WORK TO COMPLETE:
Look for the string "采购汇总表" in the lines and copy each line that has it.

** START OF DATA ENTRIES **

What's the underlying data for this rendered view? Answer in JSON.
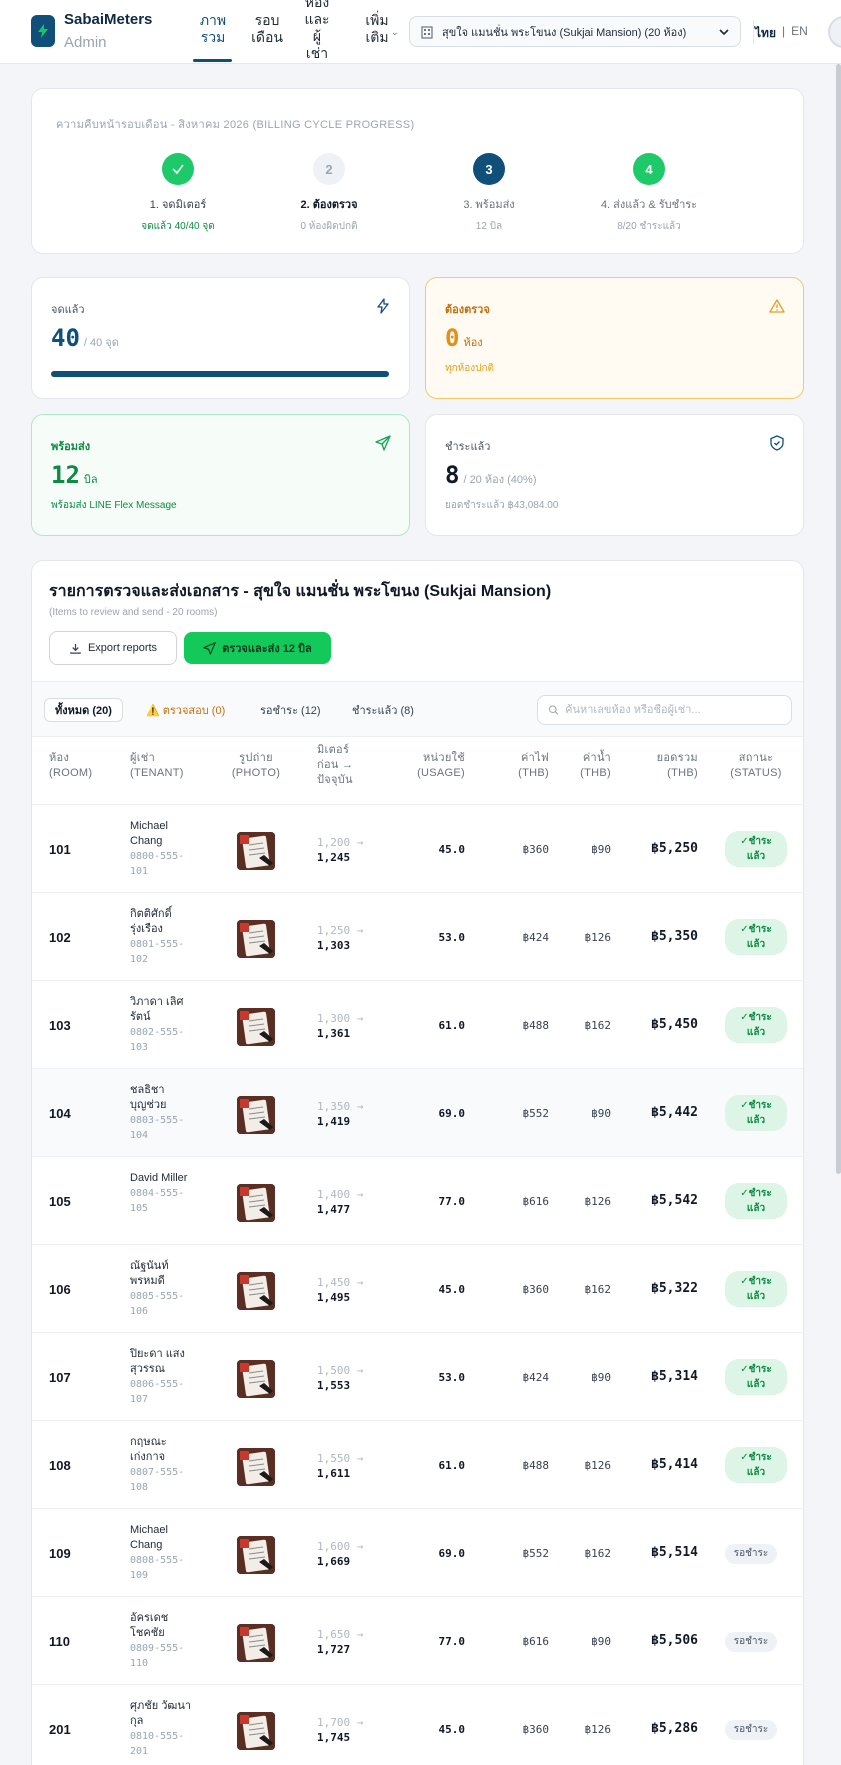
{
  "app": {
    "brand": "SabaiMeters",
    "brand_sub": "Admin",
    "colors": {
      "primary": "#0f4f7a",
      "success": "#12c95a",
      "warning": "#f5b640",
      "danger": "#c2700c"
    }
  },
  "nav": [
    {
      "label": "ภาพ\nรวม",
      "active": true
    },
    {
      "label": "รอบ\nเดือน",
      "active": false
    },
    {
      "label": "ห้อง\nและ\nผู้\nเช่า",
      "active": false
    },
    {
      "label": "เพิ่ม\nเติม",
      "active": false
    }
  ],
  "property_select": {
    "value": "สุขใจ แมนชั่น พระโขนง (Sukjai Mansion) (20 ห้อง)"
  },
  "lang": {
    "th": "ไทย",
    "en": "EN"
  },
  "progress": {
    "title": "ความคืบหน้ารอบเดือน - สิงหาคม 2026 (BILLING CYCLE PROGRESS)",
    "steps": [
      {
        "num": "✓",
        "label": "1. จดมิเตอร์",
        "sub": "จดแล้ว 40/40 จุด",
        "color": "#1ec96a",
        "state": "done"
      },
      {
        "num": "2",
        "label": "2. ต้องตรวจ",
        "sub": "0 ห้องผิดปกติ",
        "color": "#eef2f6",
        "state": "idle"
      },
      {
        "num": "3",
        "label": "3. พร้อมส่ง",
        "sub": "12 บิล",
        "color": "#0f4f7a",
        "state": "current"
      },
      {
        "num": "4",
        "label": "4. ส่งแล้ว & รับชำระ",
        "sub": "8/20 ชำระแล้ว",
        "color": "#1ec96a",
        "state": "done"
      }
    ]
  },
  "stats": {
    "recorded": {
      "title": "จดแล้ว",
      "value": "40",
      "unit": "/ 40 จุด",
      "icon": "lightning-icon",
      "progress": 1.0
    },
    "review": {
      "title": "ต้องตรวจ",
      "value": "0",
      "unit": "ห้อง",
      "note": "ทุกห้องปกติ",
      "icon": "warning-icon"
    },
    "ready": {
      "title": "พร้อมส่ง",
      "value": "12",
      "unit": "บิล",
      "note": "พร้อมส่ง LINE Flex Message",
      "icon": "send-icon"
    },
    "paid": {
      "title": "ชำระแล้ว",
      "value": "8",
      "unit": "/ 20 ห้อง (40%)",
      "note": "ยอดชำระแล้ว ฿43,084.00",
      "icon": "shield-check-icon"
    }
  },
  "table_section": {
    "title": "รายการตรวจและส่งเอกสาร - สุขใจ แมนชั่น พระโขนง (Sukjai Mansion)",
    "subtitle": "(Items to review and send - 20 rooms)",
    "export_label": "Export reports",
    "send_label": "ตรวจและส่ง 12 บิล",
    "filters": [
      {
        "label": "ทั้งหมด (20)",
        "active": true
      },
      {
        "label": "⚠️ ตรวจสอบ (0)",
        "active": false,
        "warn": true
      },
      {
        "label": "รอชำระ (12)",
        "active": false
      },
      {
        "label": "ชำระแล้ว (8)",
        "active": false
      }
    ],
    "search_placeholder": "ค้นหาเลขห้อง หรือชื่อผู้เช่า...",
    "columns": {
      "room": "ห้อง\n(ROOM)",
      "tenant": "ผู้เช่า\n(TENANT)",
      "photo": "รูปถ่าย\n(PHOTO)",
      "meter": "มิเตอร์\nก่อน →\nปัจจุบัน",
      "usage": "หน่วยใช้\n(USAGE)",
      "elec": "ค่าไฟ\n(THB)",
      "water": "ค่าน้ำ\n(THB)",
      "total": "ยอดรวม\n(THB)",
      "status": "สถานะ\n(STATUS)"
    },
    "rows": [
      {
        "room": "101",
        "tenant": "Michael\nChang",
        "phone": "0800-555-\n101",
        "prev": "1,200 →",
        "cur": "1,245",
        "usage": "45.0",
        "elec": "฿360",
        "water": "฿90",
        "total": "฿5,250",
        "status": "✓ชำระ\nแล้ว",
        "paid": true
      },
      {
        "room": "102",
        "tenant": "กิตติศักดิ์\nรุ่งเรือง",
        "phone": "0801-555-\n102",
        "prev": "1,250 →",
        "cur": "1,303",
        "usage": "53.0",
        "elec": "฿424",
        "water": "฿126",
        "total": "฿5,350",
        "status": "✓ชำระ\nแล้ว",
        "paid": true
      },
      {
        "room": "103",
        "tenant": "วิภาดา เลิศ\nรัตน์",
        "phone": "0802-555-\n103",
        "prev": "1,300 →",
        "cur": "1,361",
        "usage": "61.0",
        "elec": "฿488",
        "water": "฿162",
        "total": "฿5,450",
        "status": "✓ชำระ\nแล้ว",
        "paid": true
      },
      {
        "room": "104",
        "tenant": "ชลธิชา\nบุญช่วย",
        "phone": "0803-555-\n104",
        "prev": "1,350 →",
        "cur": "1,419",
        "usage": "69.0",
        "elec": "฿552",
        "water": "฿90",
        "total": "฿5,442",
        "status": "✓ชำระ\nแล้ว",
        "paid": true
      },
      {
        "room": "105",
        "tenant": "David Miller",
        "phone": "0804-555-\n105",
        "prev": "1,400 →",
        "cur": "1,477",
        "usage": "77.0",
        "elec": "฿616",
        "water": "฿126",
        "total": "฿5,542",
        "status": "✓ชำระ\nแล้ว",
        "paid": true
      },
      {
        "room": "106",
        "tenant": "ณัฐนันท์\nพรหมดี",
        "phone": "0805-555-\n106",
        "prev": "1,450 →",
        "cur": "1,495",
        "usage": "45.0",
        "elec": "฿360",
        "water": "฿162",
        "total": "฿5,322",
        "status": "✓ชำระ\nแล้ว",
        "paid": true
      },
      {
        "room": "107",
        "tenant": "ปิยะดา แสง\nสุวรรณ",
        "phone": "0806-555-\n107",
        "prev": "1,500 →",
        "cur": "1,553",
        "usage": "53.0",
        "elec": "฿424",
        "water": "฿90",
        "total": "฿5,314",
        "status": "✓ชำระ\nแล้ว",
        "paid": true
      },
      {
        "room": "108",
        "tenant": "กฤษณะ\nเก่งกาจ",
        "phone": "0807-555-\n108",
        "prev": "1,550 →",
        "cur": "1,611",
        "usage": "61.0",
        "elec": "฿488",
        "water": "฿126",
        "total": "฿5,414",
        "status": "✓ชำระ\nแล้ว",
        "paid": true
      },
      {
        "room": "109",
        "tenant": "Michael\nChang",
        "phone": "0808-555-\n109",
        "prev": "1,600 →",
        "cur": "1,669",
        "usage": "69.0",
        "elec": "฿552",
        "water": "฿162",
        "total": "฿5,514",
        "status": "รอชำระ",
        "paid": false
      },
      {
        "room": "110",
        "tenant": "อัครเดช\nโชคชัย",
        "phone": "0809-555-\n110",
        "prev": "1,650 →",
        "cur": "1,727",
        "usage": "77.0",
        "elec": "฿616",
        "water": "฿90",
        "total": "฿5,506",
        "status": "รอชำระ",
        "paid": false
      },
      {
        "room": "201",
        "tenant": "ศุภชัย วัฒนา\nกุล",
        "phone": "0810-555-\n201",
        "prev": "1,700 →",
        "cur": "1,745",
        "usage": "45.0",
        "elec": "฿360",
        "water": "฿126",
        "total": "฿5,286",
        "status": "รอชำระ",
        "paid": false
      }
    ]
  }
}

** END OF DATA ENTRIES **
** START OF DATA ENTRIES **

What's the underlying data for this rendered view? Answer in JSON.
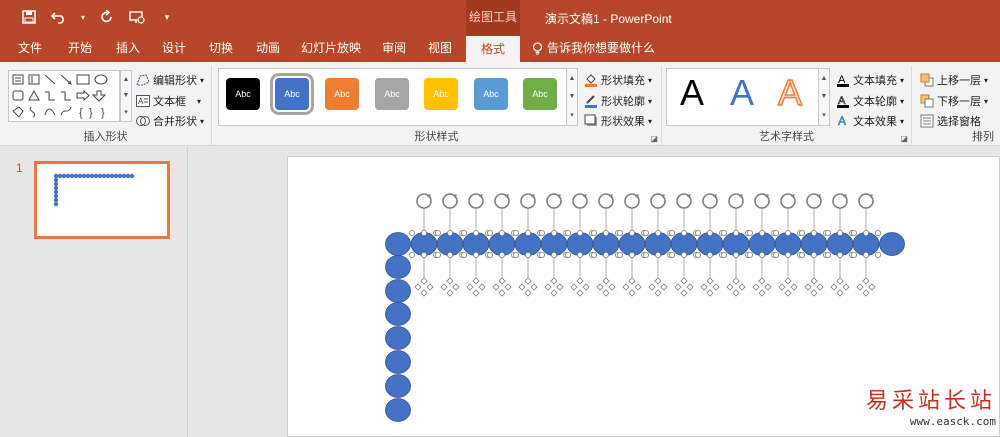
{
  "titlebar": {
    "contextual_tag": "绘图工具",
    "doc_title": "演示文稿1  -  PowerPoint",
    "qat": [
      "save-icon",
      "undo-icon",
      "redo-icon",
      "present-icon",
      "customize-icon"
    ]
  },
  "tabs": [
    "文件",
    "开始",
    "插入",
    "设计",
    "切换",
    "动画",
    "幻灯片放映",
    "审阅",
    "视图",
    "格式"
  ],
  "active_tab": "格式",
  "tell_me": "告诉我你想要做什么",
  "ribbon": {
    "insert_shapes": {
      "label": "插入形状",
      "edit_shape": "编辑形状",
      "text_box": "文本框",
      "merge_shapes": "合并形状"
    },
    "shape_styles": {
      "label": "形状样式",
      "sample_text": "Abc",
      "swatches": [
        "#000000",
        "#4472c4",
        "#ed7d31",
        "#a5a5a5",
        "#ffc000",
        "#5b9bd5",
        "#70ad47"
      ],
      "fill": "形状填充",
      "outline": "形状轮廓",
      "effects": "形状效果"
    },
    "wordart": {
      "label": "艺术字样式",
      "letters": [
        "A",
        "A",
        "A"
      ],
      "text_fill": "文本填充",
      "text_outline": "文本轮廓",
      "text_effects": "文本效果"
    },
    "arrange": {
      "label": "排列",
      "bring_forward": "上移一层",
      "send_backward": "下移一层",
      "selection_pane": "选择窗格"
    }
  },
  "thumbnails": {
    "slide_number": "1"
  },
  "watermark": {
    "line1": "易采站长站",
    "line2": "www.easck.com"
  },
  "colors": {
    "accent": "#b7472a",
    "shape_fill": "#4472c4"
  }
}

** END OF DATA ENTRIES **
** START OF DATA ENTRIES **

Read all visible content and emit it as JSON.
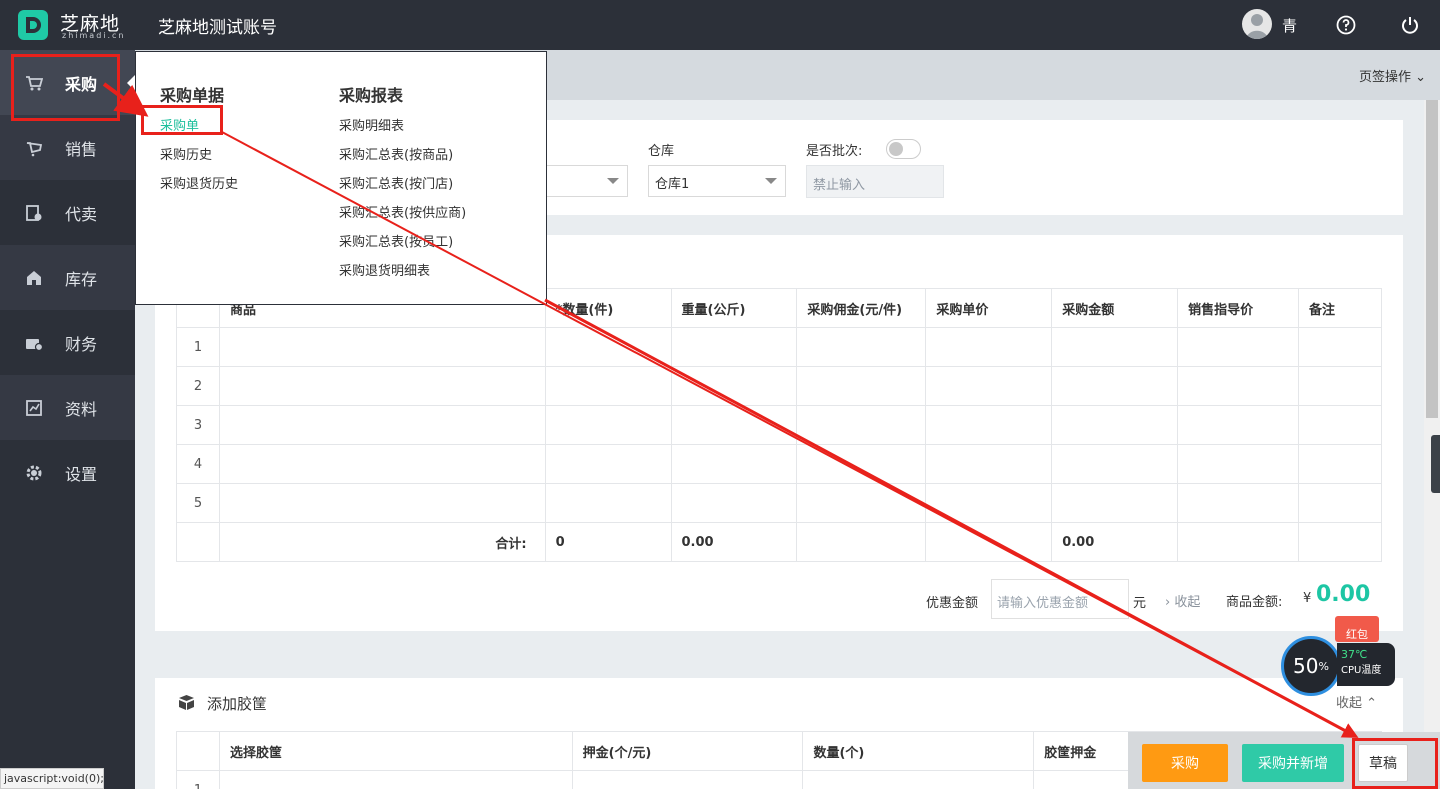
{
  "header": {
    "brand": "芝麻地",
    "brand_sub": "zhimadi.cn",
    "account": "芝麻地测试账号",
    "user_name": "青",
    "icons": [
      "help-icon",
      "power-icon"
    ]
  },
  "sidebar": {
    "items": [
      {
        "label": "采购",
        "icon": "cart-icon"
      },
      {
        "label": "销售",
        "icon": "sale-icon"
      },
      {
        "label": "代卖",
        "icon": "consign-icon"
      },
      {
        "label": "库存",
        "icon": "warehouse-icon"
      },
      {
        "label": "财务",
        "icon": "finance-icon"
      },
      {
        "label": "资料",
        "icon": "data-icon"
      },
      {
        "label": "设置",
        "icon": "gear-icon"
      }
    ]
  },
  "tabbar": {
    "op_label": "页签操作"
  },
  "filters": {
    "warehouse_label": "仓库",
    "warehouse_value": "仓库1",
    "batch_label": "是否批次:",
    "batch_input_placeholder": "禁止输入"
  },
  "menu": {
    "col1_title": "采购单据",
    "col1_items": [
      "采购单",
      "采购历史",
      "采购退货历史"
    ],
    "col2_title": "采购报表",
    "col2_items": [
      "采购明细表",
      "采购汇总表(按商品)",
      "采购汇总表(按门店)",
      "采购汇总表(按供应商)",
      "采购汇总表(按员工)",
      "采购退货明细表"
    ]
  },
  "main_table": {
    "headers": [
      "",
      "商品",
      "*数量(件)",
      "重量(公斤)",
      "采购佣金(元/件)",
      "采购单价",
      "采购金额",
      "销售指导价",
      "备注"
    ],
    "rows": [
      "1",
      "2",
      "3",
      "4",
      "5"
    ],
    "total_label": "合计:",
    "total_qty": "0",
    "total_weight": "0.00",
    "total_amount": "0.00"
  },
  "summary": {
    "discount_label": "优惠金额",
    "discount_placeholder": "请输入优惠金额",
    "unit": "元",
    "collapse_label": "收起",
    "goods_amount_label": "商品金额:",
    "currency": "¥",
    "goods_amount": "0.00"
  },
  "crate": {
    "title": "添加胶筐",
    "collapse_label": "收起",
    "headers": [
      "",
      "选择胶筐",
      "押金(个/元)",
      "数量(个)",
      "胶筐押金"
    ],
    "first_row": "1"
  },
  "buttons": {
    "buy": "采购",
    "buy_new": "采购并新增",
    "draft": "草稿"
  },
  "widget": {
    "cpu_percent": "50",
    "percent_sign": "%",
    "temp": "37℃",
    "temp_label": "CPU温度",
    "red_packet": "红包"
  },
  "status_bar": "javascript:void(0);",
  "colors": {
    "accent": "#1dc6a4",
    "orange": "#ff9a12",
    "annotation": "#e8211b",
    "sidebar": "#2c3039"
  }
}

** END OF DATA ENTRIES **

SOLUTION FOR THIS TASK:
      "采购汇总表(按商品)",
      "采购汇总表(按门店)",
      "采购汇总表(按供应商)",
      "采购汇总表(按员工)",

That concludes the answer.